# [EXERCISE TEXT]
BEGIN
Bioethics Commission Chaired by Penn’s Gutmann Focuses on Critical Neuroscience Issues

Today, the Presidential Commission for the Study of Bioethical Issues (Bioethics Commission) released the second volume of its two-part response to President Obama’s request related to the Brain Research through Advancing Innovative Neurotechnologies (BRAIN) Initiative. Gray Matters: Topics at the Intersection of Neuroscience, Ethics, and Society, seeks to clarify the scientific landscape, identify common ground, and recommend ethical paths forward. Cautioning against hyperbole and misinformation when discussing the promise of neuroscience, the report offers 14 recommendations to help clear a path to productive discourse.

“Alongside well-informed and well-intentioned discussion, when it comes to neuroscience, hyperbole and misinformation permeate the conversation,” Bioethics Commission Chair Amy Gutmann, Ph.D., said. “This exaggeration or hype can mislead the public, cause the misdirection of resources, and instill misplaced fears. It is easy to get carried away by exciting scientific frontiers and to lose sight of the fact that we are talking about people—not just colorful images of the brain.”

With that in mind, the Bioethics Commission addresses three controversial topics in Gray Matters, Vol. 2 that have captured the public’s attention at the intersection of neuroscience, ethics, and society.  They are: cognitive enhancement, consent capacity, and neuroscience and the legal system.
END
# [DATA EXTRACT]
BEGIN
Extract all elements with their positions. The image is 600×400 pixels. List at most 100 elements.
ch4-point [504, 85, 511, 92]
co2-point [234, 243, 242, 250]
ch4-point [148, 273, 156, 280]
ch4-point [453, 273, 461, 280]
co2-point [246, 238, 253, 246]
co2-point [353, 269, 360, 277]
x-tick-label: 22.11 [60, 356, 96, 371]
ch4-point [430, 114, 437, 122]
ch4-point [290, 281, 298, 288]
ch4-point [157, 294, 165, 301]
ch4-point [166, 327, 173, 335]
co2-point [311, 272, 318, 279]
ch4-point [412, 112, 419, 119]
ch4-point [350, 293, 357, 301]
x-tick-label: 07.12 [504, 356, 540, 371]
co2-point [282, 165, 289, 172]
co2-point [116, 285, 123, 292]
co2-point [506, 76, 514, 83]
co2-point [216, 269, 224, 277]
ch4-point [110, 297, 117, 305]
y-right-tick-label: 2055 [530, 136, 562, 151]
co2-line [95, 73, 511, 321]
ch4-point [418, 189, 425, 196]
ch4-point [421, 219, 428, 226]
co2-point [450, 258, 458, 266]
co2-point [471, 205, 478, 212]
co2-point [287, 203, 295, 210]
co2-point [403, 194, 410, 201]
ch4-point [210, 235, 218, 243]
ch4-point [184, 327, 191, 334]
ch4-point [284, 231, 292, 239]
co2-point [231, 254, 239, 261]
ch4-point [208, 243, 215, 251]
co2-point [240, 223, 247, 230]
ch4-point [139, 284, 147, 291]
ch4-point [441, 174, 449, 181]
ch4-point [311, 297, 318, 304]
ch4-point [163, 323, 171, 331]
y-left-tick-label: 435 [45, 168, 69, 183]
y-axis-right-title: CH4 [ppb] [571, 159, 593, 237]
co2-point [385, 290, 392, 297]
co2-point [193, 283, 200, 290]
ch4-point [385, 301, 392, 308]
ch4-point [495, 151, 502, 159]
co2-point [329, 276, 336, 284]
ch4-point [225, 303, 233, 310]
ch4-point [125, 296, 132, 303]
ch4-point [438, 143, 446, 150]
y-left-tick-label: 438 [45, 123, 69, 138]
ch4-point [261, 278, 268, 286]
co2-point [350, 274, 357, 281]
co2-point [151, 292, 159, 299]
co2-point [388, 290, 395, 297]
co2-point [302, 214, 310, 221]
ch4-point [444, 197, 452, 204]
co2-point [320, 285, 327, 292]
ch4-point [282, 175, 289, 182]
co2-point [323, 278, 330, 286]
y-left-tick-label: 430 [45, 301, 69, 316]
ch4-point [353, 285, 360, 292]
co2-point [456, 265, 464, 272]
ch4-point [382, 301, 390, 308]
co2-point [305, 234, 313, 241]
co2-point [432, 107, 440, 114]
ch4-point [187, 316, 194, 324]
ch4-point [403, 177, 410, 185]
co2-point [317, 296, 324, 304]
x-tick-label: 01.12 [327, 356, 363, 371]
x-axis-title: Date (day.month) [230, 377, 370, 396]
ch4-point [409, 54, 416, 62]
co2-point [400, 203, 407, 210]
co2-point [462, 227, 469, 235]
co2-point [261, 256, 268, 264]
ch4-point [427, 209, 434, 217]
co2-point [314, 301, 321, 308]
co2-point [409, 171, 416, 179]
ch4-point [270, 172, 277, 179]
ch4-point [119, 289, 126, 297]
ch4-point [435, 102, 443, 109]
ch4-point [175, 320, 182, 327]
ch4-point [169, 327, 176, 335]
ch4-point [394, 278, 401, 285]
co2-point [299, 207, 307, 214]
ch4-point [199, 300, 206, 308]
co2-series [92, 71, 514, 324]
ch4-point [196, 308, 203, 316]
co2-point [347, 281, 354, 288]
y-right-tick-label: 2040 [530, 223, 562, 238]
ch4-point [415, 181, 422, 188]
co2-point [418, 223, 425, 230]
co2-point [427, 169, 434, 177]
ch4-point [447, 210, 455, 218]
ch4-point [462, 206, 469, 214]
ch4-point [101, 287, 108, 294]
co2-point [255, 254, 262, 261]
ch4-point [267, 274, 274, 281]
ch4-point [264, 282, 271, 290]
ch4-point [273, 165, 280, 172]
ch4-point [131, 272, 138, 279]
END
# [PROBLEM DETAILS]
From the text about the Bioethics Commission's report, list the three controversial topics that the Bioethics Commission addresses in Gray Matters, Vol. 2.

# [EXERCISE RESULT]
1. Cognitive enhancement
2. Consent capacity
3. Neuroscience and the legal system